» **Stated task**
Print the entries verbatim, leaving out the images they contain.

» **Extracted data**

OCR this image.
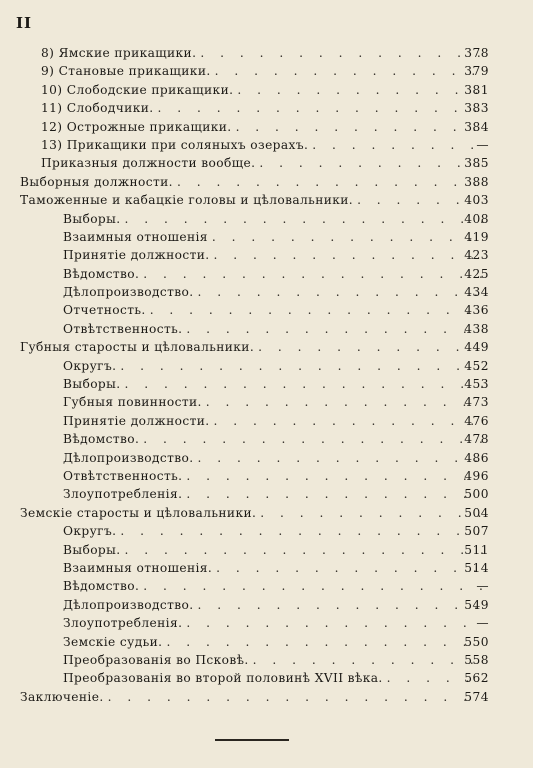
II
8) Ямские прикащики. . . .	378
9) Становые прикащики. . . .	379
10) Слободские прикащики. . . .	381
11) Слободчики. . . .	383
12) Острожные прикащики. . . .	384
13) Прикащики при соляныхъ озерахъ. . . .	—
Приказныя должности вообще. . . .	385
Выборныя должности. . . .	388
Таможенные и кабацкіе головы и цѣловальники. . . .	403
Выборы. . . .	408
Взаимныя отношенія . . .	419
Принятіе должности. . . .	423
Вѣдомство. . . .	425
Дѣлопроизводство. . . .	434
Отчетность. . . .	436
Отвѣтственность. . . .	438
Губныя старосты и цѣловальники. . . .	449
Округъ. . . .	452
Выборы. . . .	453
Губныя повинности. . . .	473
Принятіе должности. . . .	476
Вѣдомство. . . .	478
Дѣлопроизводство. . . .	486
Отвѣтственность. . . .	496
Злоупотребленія. . . .	500
Земскіе старосты и цѣловальники. . . .	504
Округъ. . . .	507
Выборы. . . .	511
Взаимныя отношенія. . . .	514
Вѣдомство. . . .	—
Дѣлопроизводство. . . .	549
Злоупотребленія. . . .	—
Земскіе судьи. . . .	550
Преобразованія во Псковѣ. . . .	558
Преобразованія во второй половинѣ XVII вѣка. . . .	562
Заключеніе. . . .	574
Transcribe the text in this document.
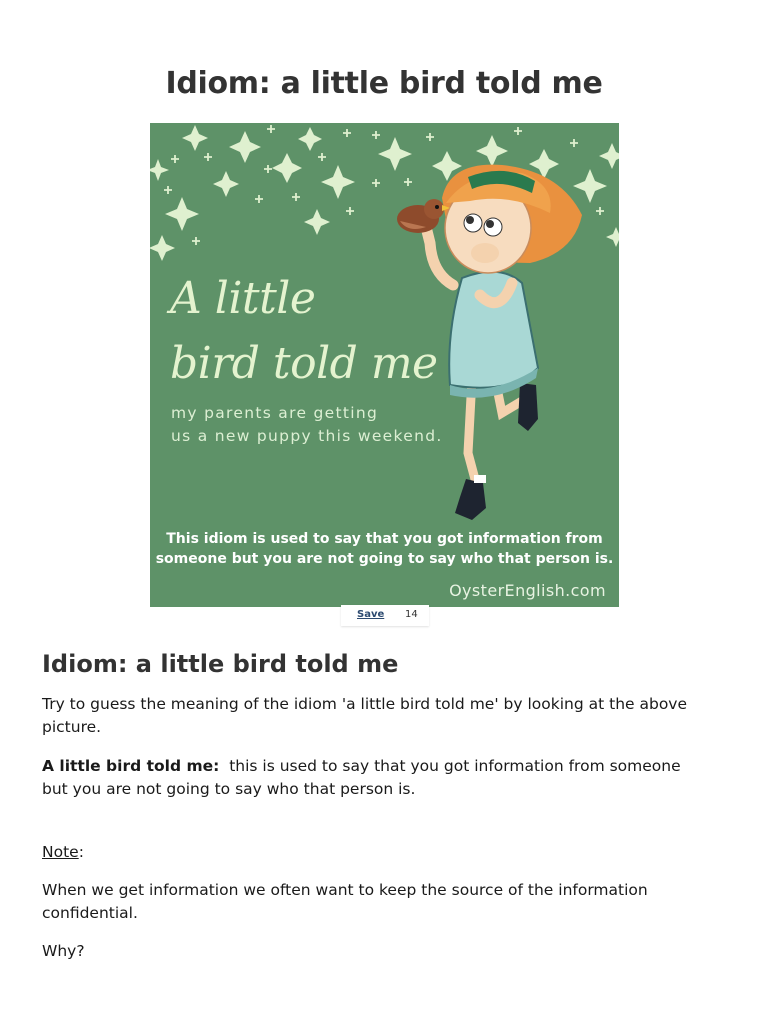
Idiom: a little bird told me
A little
bird told me
my parents are getting
us a new puppy this weekend.
This idiom is used to say that you got information from
someone but you are not going to say who that person is.
OysterEnglish.com
Save 14
Idiom: a little bird told me
Try to guess the meaning of the idiom 'a little bird told me' by looking at the above picture.
A little bird told me: this is used to say that you got information from someone but you are not going to say who that person is.
Note:
When we get information we often want to keep the source of the information confidential.
Why?
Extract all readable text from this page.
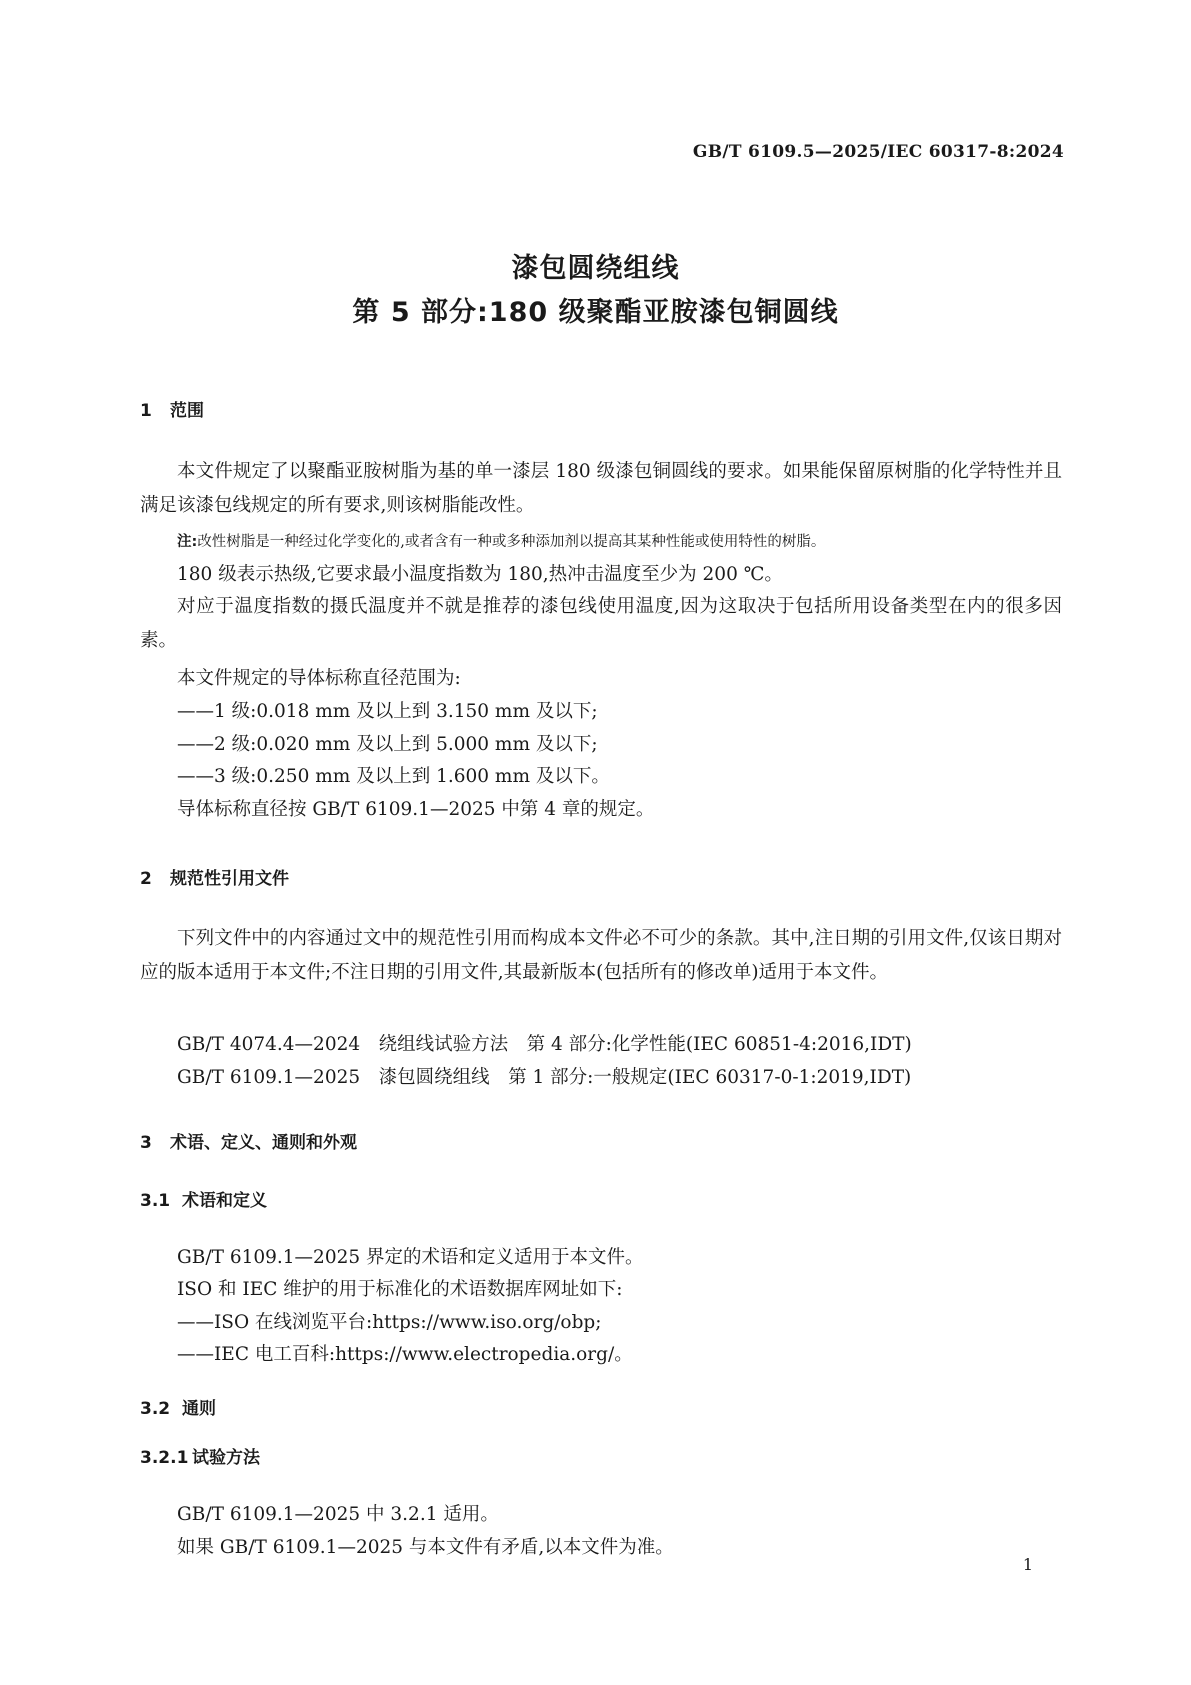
GB/T 6109.5—2025/IEC 60317-8:2024
漆包圆绕组线
第 5 部分:180 级聚酯亚胺漆包铜圆线
1 范围
本文件规定了以聚酯亚胺树脂为基的单一漆层 180 级漆包铜圆线的要求。如果能保留原树脂的化学特性并且满足该漆包线规定的所有要求,则该树脂能改性。
注:改性树脂是一种经过化学变化的,或者含有一种或多种添加剂以提高其某种性能或使用特性的树脂。
180 级表示热级,它要求最小温度指数为 180,热冲击温度至少为 200 ℃。
对应于温度指数的摄氏温度并不就是推荐的漆包线使用温度,因为这取决于包括所用设备类型在内的很多因素。
本文件规定的导体标称直径范围为:
——1 级:0.018 mm 及以上到 3.150 mm 及以下;
——2 级:0.020 mm 及以上到 5.000 mm 及以下;
——3 级:0.250 mm 及以上到 1.600 mm 及以下。
导体标称直径按 GB/T 6109.1—2025 中第 4 章的规定。
2 规范性引用文件
下列文件中的内容通过文中的规范性引用而构成本文件必不可少的条款。其中,注日期的引用文件,仅该日期对应的版本适用于本文件;不注日期的引用文件,其最新版本(包括所有的修改单)适用于本文件。
GB/T 4074.4—2024　绕组线试验方法　第 4 部分:化学性能(IEC 60851-4:2016,IDT)
GB/T 6109.1—2025　漆包圆绕组线　第 1 部分:一般规定(IEC 60317-0-1:2019,IDT)
3 术语、定义、通则和外观
3.1 术语和定义
GB/T 6109.1—2025 界定的术语和定义适用于本文件。
ISO 和 IEC 维护的用于标准化的术语数据库网址如下:
——ISO 在线浏览平台:https://www.iso.org/obp;
——IEC 电工百科:https://www.electropedia.org/。
3.2 通则
3.2.1 试验方法
GB/T 6109.1—2025 中 3.2.1 适用。
如果 GB/T 6109.1—2025 与本文件有矛盾,以本文件为准。
1
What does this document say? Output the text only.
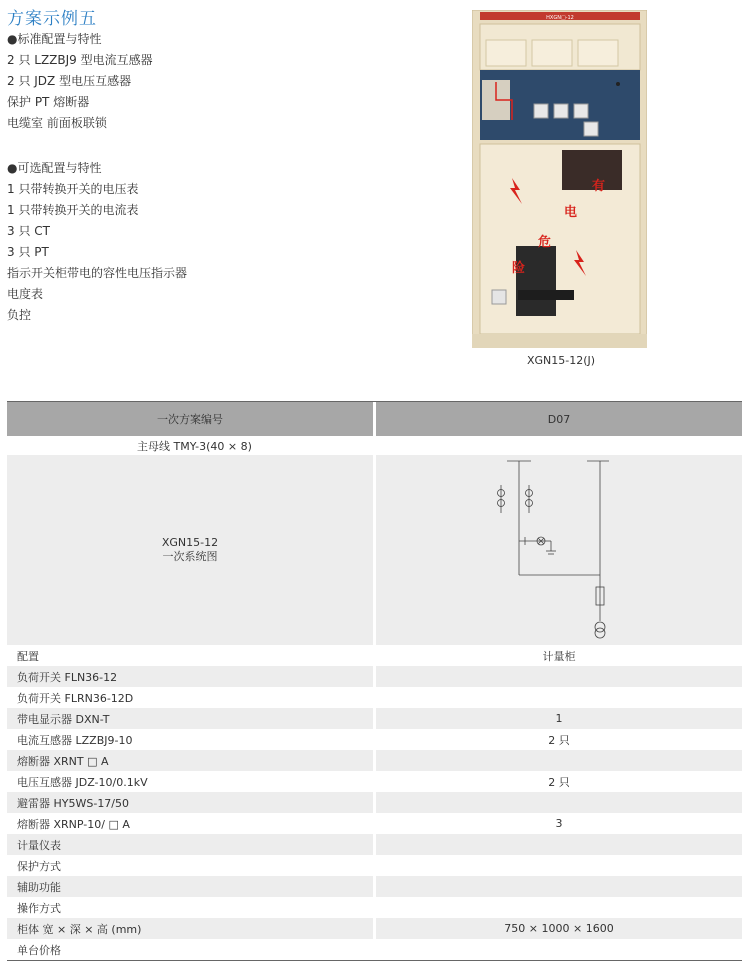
方案示例五
●标准配置与特性
2 只 LZZBJ9 型电流互感器
2 只 JDZ 型电压互感器
保护 PT 熔断器
电缆室 前面板联锁
●可选配置与特性
1 只带转换开关的电压表
1 只带转换开关的电流表
3 只 CT
3 只 PT
指示开关柜带电的容性电压指示器
电度表
负控
HXGN□-12
有
电
危
险
XGN15-12(J)
一次方案编号	D07
主母线 TMY-3(40 × 8)
XGN15-12
一次系统图
配置	计量柜
负荷开关 FLN36-12
负荷开关 FLRN36-12D
带电显示器 DXN-T	1
电流互感器 LZZBJ9-10	2 只
熔断器 XRNT □ A
电压互感器 JDZ-10/0.1kV	2 只
避雷器 HY5WS-17/50
熔断器 XRNP-10/ □ A	3
计量仪表
保护方式
辅助功能
操作方式
柜体 宽 × 深 × 高 (mm)	750 × 1000 × 1600
单台价格
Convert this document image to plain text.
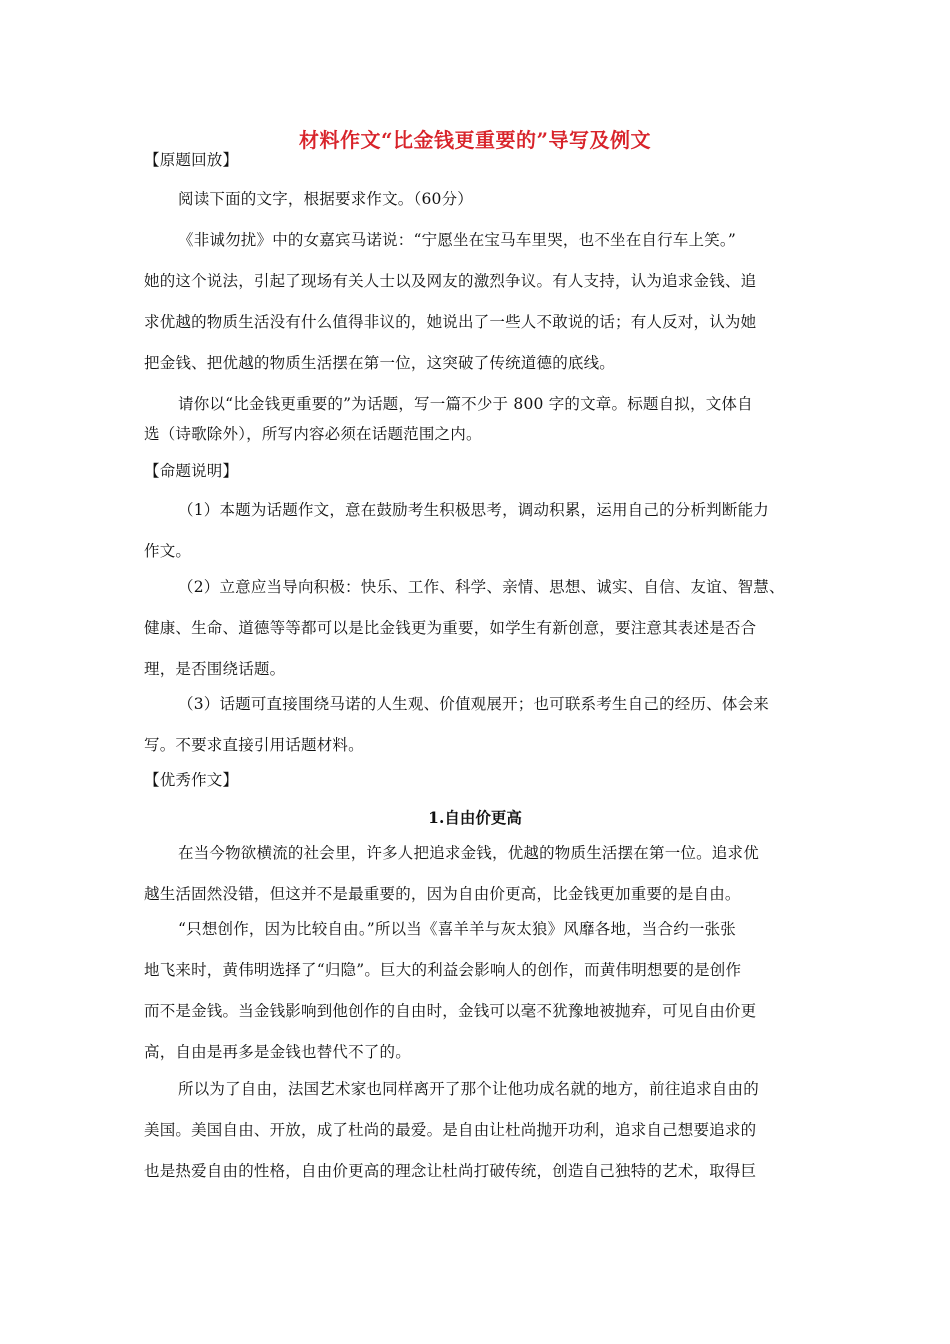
材料作文“比金钱更重要的”导写及例文
【原题回放】
阅读下面的文字，根据要求作文。（60分）
《非诚勿扰》中的女嘉宾马诺说：“宁愿坐在宝马车里哭，也不坐在自行车上笑。”
她的这个说法，引起了现场有关人士以及网友的激烈争议。有人支持，认为追求金钱、追
求优越的物质生活没有什么值得非议的，她说出了一些人不敢说的话；有人反对，认为她
把金钱、把优越的物质生活摆在第一位，这突破了传统道德的底线。
请你以“比金钱更重要的”为话题，写一篇不少于 800 字的文章。标题自拟，文体自
选（诗歌除外），所写内容必须在话题范围之内。
【命题说明】
（1）本题为话题作文，意在鼓励考生积极思考，调动积累，运用自己的分析判断能力
作文。
（2）立意应当导向积极：快乐、工作、科学、亲情、思想、诚实、自信、友谊、智慧、
健康、生命、道德等等都可以是比金钱更为重要，如学生有新创意，要注意其表述是否合
理，是否围绕话题。
（3）话题可直接围绕马诺的人生观、价值观展开；也可联系考生自己的经历、体会来
写。不要求直接引用话题材料。
【优秀作文】
1.自由价更高
在当今物欲横流的社会里，许多人把追求金钱，优越的物质生活摆在第一位。追求优
越生活固然没错，但这并不是最重要的，因为自由价更高，比金钱更加重要的是自由。
“只想创作，因为比较自由。”所以当《喜羊羊与灰太狼》风靡各地，当合约一张张
地飞来时，黄伟明选择了“归隐”。巨大的利益会影响人的创作，而黄伟明想要的是创作
而不是金钱。当金钱影响到他创作的自由时，金钱可以毫不犹豫地被抛弃，可见自由价更
高，自由是再多是金钱也替代不了的。
所以为了自由，法国艺术家也同样离开了那个让他功成名就的地方，前往追求自由的
美国。美国自由、开放，成了杜尚的最爱。是自由让杜尚抛开功利，追求自己想要追求的
也是热爱自由的性格，自由价更高的理念让杜尚打破传统，创造自己独特的艺术，取得巨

» **Output for this exercise**
OCR this image.
II
8) Ямские прикащики. . . .	378
9) Становые прикащики. . . .	379
10) Слободские прикащики. . . .	381
11) Слободчики. . . .	383
12) Острожные прикащики. . . .	384
13) Прикащики при соляныхъ озерахъ. . . .	—
Приказныя должности вообще. . . .	385
Выборныя должности. . . .	388
Таможенные и кабацкіе головы и цѣловальники. . . .	403
Выборы. . . .	408
Взаимныя отношенія . . .	419
Принятіе должности. . . .	423
Вѣдомство. . . .	425
Дѣлопроизводство. . . .	434
Отчетность. . . .	436
Отвѣтственность. . . .	438
Губныя старосты и цѣловальники. . . .	449
Округъ. . . .	452
Выборы. . . .	453
Губныя повинности. . . .	473
Принятіе должности. . . .	476
Вѣдомство. . . .	478
Дѣлопроизводство. . . .	486
Отвѣтственность. . . .	496
Злоупотребленія. . . .	500
Земскіе старосты и цѣловальники. . . .	504
Округъ. . . .	507
Выборы. . . .	511
Взаимныя отношенія. . . .	514
Вѣдомство. . . .	—
Дѣлопроизводство. . . .	549
Злоупотребленія. . . .	—
Земскіе судьи. . . .	550
Преобразованія во Псковѣ. . . .	558
Преобразованія во второй половинѣ XVII вѣка. . . .	562
Заключеніе. . . .	574
Transcribe the text in this document.
Idiom: a little bird told me
A little
bird told me
my parents are getting
us a new puppy this weekend.
This idiom is used to say that you got information from
someone but you are not going to say who that person is.
OysterEnglish.com
Save 14
Idiom: a little bird told me
Try to guess the meaning of the idiom 'a little bird told me' by looking at the above picture.
A little bird told me: this is used to say that you got information from someone but you are not going to say who that person is.
Note:
When we get information we often want to keep the source of the information confidential.
Why?
Extract all readable text from this page.
GB/T 6109.5—2025/IEC 60317-8:2024
漆包圆绕组线
第 5 部分:180 级聚酯亚胺漆包铜圆线
1 范围
本文件规定了以聚酯亚胺树脂为基的单一漆层 180 级漆包铜圆线的要求。如果能保留原树脂的化学特性并且满足该漆包线规定的所有要求,则该树脂能改性。
注:改性树脂是一种经过化学变化的,或者含有一种或多种添加剂以提高其某种性能或使用特性的树脂。
180 级表示热级,它要求最小温度指数为 180,热冲击温度至少为 200 ℃。
对应于温度指数的摄氏温度并不就是推荐的漆包线使用温度,因为这取决于包括所用设备类型在内的很多因素。
本文件规定的导体标称直径范围为:
——1 级:0.018 mm 及以上到 3.150 mm 及以下;
——2 级:0.020 mm 及以上到 5.000 mm 及以下;
——3 级:0.250 mm 及以上到 1.600 mm 及以下。
导体标称直径按 GB/T 6109.1—2025 中第 4 章的规定。
2 规范性引用文件
下列文件中的内容通过文中的规范性引用而构成本文件必不可少的条款。其中,注日期的引用文件,仅该日期对应的版本适用于本文件;不注日期的引用文件,其最新版本(包括所有的修改单)适用于本文件。
GB/T 4074.4—2024　绕组线试验方法　第 4 部分:化学性能(IEC 60851-4:2016,IDT)
GB/T 6109.1—2025　漆包圆绕组线　第 1 部分:一般规定(IEC 60317-0-1:2019,IDT)
3 术语、定义、通则和外观
3.1 术语和定义
GB/T 6109.1—2025 界定的术语和定义适用于本文件。
ISO 和 IEC 维护的用于标准化的术语数据库网址如下:
——ISO 在线浏览平台:https://www.iso.org/obp;
——IEC 电工百科:https://www.electropedia.org/。
3.2 通则
3.2.1 试验方法
GB/T 6109.1—2025 中 3.2.1 适用。
如果 GB/T 6109.1—2025 与本文件有矛盾,以本文件为准。
1
What does this document say? Output the text only.
方案示例五
●标准配置与特性
2 只 LZZBJ9 型电流互感器
2 只 JDZ 型电压互感器
保护 PT 熔断器
电缆室 前面板联锁
●可选配置与特性
1 只带转换开关的电压表
1 只带转换开关的电流表
3 只 CT
3 只 PT
指示开关柜带电的容性电压指示器
电度表
负控
HXGN□-12
有
电
危
险
XGN15-12(J)
一次方案编号	D07
主母线 TMY-3(40 × 8)
XGN15-12
一次系统图
配置	计量柜
负荷开关 FLN36-12
负荷开关 FLRN36-12D
带电显示器 DXN-T	1
电流互感器 LZZBJ9-10	2 只
熔断器 XRNT □ A
电压互感器 JDZ-10/0.1kV	2 只
避雷器 HY5WS-17/50
熔断器 XRNP-10/ □ A	3
计量仪表
保护方式
辅助功能
操作方式
柜体 宽 × 深 × 高 (mm)	750 × 1000 × 1600
单台价格
Convert this document image to plain text.
材料作文“比金钱更重要的”导写及例文
【原题回放】
阅读下面的文字，根据要求作文。（60分）
《非诚勿扰》中的女嘉宾马诺说：“宁愿坐在宝马车里哭，也不坐在自行车上笑。”
她的这个说法，引起了现场有关人士以及网友的激烈争议。有人支持，认为追求金钱、追
求优越的物质生活没有什么值得非议的，她说出了一些人不敢说的话；有人反对，认为她
把金钱、把优越的物质生活摆在第一位，这突破了传统道德的底线。
请你以“比金钱更重要的”为话题，写一篇不少于 800 字的文章。标题自拟，文体自
选（诗歌除外），所写内容必须在话题范围之内。
【命题说明】
（1）本题为话题作文，意在鼓励考生积极思考，调动积累，运用自己的分析判断能力
作文。
（2）立意应当导向积极：快乐、工作、科学、亲情、思想、诚实、自信、友谊、智慧、
健康、生命、道德等等都可以是比金钱更为重要，如学生有新创意，要注意其表述是否合
理，是否围绕话题。
（3）话题可直接围绕马诺的人生观、价值观展开；也可联系考生自己的经历、体会来
写。不要求直接引用话题材料。
【优秀作文】
1.自由价更高
在当今物欲横流的社会里，许多人把追求金钱，优越的物质生活摆在第一位。追求优
越生活固然没错，但这并不是最重要的，因为自由价更高，比金钱更加重要的是自由。
“只想创作，因为比较自由。”所以当《喜羊羊与灰太狼》风靡各地，当合约一张张
地飞来时，黄伟明选择了“归隐”。巨大的利益会影响人的创作，而黄伟明想要的是创作
而不是金钱。当金钱影响到他创作的自由时，金钱可以毫不犹豫地被抛弃，可见自由价更
高，自由是再多是金钱也替代不了的。
所以为了自由，法国艺术家也同样离开了那个让他功成名就的地方，前往追求自由的
美国。美国自由、开放，成了杜尚的最爱。是自由让杜尚抛开功利，追求自己想要追求的
也是热爱自由的性格，自由价更高的理念让杜尚打破传统，创造自己独特的艺术，取得巨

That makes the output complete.